>> begin

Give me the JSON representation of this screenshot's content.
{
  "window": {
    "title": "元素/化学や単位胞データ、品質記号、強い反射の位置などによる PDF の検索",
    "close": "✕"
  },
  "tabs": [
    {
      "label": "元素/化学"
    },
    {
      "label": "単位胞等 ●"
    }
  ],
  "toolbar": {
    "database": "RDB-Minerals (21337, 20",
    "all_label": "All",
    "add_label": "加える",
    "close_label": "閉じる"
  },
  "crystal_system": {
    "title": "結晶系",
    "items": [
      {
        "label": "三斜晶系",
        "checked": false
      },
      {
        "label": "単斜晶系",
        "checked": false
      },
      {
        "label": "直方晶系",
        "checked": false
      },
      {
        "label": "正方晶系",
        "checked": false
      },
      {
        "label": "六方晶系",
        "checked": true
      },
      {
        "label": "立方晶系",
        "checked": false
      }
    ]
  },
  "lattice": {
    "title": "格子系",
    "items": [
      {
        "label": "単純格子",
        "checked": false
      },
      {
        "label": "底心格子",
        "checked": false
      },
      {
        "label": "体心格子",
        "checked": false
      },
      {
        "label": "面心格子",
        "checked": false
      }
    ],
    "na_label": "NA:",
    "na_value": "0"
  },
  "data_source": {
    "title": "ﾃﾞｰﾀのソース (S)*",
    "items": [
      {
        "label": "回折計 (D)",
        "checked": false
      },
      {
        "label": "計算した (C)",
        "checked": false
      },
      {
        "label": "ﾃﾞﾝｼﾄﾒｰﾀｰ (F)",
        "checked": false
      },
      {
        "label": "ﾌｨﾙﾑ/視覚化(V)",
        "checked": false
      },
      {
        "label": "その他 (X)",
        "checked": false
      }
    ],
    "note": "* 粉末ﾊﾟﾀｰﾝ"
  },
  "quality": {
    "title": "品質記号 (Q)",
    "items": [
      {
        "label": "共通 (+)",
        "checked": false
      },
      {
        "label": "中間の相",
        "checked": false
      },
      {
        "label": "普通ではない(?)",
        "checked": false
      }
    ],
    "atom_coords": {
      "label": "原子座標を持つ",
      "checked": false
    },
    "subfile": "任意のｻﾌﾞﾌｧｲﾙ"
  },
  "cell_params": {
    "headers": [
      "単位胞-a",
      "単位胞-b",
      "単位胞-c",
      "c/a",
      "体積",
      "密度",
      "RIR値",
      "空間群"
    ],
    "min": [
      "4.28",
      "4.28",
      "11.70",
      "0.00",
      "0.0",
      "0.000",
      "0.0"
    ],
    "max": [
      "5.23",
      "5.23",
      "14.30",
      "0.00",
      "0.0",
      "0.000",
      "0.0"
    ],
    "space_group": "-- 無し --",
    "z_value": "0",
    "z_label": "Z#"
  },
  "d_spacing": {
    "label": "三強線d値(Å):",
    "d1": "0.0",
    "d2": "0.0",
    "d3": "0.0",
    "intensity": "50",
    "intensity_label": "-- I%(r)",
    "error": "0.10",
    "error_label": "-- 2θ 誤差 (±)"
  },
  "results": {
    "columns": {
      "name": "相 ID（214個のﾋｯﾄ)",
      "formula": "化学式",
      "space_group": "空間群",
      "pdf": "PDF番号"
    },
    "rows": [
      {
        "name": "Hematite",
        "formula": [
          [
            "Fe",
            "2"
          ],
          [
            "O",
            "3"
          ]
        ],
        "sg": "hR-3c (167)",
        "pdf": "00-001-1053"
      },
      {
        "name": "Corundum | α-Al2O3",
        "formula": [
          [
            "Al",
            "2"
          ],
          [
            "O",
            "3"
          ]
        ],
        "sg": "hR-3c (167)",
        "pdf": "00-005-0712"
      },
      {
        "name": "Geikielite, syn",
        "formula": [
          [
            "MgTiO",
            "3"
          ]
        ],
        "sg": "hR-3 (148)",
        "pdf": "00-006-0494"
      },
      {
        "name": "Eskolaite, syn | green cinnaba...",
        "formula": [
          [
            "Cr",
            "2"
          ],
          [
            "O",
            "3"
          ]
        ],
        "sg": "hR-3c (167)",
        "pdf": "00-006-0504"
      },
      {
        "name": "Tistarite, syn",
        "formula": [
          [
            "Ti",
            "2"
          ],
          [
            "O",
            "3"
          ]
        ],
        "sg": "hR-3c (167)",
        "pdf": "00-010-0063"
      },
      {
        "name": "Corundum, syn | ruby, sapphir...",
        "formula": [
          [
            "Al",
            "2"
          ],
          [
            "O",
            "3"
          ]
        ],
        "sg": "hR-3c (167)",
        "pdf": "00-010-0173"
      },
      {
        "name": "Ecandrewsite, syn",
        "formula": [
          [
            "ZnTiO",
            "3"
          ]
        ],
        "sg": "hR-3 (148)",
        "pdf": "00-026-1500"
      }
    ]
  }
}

>> end

**Work required**
Make an exact copy of the listing, including every line.

**Result of the exercise**
Give me the JSON representation of this screenshot's content.
{
  "window": {
    "title": "元素/化学や単位胞データ、品質記号、強い反射の位置などによる PDF の検索",
    "close": "✕"
  },
  "tabs": [
    {
      "label": "元素/化学"
    },
    {
      "label": "単位胞等 ●"
    }
  ],
  "toolbar": {
    "database": "RDB-Minerals (21337, 20",
    "all_label": "All",
    "add_label": "加える",
    "close_label": "閉じる"
  },
  "crystal_system": {
    "title": "結晶系",
    "items": [
      {
        "label": "三斜晶系",
        "checked": false
      },
      {
        "label": "単斜晶系",
        "checked": false
      },
      {
        "label": "直方晶系",
        "checked": false
      },
      {
        "label": "正方晶系",
        "checked": false
      },
      {
        "label": "六方晶系",
        "checked": true
      },
      {
        "label": "立方晶系",
        "checked": false
      }
    ]
  },
  "lattice": {
    "title": "格子系",
    "items": [
      {
        "label": "単純格子",
        "checked": false
      },
      {
        "label": "底心格子",
        "checked": false
      },
      {
        "label": "体心格子",
        "checked": false
      },
      {
        "label": "面心格子",
        "checked": false
      }
    ],
    "na_label": "NA:",
    "na_value": "0"
  },
  "data_source": {
    "title": "ﾃﾞｰﾀのソース (S)*",
    "items": [
      {
        "label": "回折計 (D)",
        "checked": false
      },
      {
        "label": "計算した (C)",
        "checked": false
      },
      {
        "label": "ﾃﾞﾝｼﾄﾒｰﾀｰ (F)",
        "checked": false
      },
      {
        "label": "ﾌｨﾙﾑ/視覚化(V)",
        "checked": false
      },
      {
        "label": "その他 (X)",
        "checked": false
      }
    ],
    "note": "* 粉末ﾊﾟﾀｰﾝ"
  },
  "quality": {
    "title": "品質記号 (Q)",
    "items": [
      {
        "label": "共通 (+)",
        "checked": false
      },
      {
        "label": "中間の相",
        "checked": false
      },
      {
        "label": "普通ではない(?)",
        "checked": false
      }
    ],
    "atom_coords": {
      "label": "原子座標を持つ",
      "checked": false
    },
    "subfile": "任意のｻﾌﾞﾌｧｲﾙ"
  },
  "cell_params": {
    "headers": [
      "単位胞-a",
      "単位胞-b",
      "単位胞-c",
      "c/a",
      "体積",
      "密度",
      "RIR値",
      "空間群"
    ],
    "min": [
      "4.28",
      "4.28",
      "11.70",
      "0.00",
      "0.0",
      "0.000",
      "0.0"
    ],
    "max": [
      "5.23",
      "5.23",
      "14.30",
      "0.00",
      "0.0",
      "0.000",
      "0.0"
    ],
    "space_group": "-- 無し --",
    "z_value": "0",
    "z_label": "Z#"
  },
  "d_spacing": {
    "label": "三強線d値(Å):",
    "d1": "0.0",
    "d2": "0.0",
    "d3": "0.0",
    "intensity": "50",
    "intensity_label": "-- I%(r)",
    "error": "0.10",
    "error_label": "-- 2θ 誤差 (±)"
  },
  "results": {
    "columns": {
      "name": "相 ID（214個のﾋｯﾄ)",
      "formula": "化学式",
      "space_group": "空間群",
      "pdf": "PDF番号"
    },
    "rows": [
      {
        "name": "Hematite",
        "formula": [
          [
            "Fe",
            "2"
          ],
          [
            "O",
            "3"
          ]
        ],
        "sg": "hR-3c (167)",
        "pdf": "00-001-1053"
      },
      {
        "name": "Corundum | α-Al2O3",
        "formula": [
          [
            "Al",
            "2"
          ],
          [
            "O",
            "3"
          ]
        ],
        "sg": "hR-3c (167)",
        "pdf": "00-005-0712"
      },
      {
        "name": "Geikielite, syn",
        "formula": [
          [
            "MgTiO",
            "3"
          ]
        ],
        "sg": "hR-3 (148)",
        "pdf": "00-006-0494"
      },
      {
        "name": "Eskolaite, syn | green cinnaba...",
        "formula": [
          [
            "Cr",
            "2"
          ],
          [
            "O",
            "3"
          ]
        ],
        "sg": "hR-3c (167)",
        "pdf": "00-006-0504"
      },
      {
        "name": "Tistarite, syn",
        "formula": [
          [
            "Ti",
            "2"
          ],
          [
            "O",
            "3"
          ]
        ],
        "sg": "hR-3c (167)",
        "pdf": "00-010-0063"
      },
      {
        "name": "Corundum, syn | ruby, sapphir...",
        "formula": [
          [
            "Al",
            "2"
          ],
          [
            "O",
            "3"
          ]
        ],
        "sg": "hR-3c (167)",
        "pdf": "00-010-0173"
      },
      {
        "name": "Ecandrewsite, syn",
        "formula": [
          [
            "ZnTiO",
            "3"
          ]
        ],
        "sg": "hR-3 (148)",
        "pdf": "00-026-1500"
      }
    ]
  }
}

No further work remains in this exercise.